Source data
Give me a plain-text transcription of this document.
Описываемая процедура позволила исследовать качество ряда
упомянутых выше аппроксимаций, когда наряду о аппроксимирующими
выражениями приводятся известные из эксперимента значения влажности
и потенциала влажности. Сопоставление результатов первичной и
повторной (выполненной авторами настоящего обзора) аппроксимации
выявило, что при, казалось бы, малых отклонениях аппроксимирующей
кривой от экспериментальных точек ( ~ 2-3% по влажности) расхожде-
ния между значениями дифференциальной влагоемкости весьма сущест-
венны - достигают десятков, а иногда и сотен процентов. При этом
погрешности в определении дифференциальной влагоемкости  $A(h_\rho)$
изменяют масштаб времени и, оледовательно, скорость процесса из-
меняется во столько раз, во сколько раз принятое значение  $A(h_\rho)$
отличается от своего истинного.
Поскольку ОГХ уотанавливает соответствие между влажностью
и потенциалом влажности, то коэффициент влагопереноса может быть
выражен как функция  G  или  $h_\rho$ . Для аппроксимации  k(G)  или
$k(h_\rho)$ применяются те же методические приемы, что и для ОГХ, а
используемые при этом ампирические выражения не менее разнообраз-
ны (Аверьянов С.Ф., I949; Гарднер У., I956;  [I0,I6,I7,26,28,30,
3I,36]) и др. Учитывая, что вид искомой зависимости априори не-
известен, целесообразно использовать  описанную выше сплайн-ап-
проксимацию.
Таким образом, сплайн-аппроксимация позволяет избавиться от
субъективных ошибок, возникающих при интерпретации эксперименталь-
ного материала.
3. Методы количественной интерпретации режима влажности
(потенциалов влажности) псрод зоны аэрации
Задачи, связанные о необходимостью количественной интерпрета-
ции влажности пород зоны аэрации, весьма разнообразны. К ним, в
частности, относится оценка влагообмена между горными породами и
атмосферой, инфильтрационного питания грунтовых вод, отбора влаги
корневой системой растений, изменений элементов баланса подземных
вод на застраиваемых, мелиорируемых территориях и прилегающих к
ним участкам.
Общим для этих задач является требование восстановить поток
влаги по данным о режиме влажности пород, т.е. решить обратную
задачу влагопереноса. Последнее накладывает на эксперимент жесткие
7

• Given instruction: Of the lines in this listing, how many contain "аппроксимации"? Reply with the number and nothing more.

• Exercise result: 2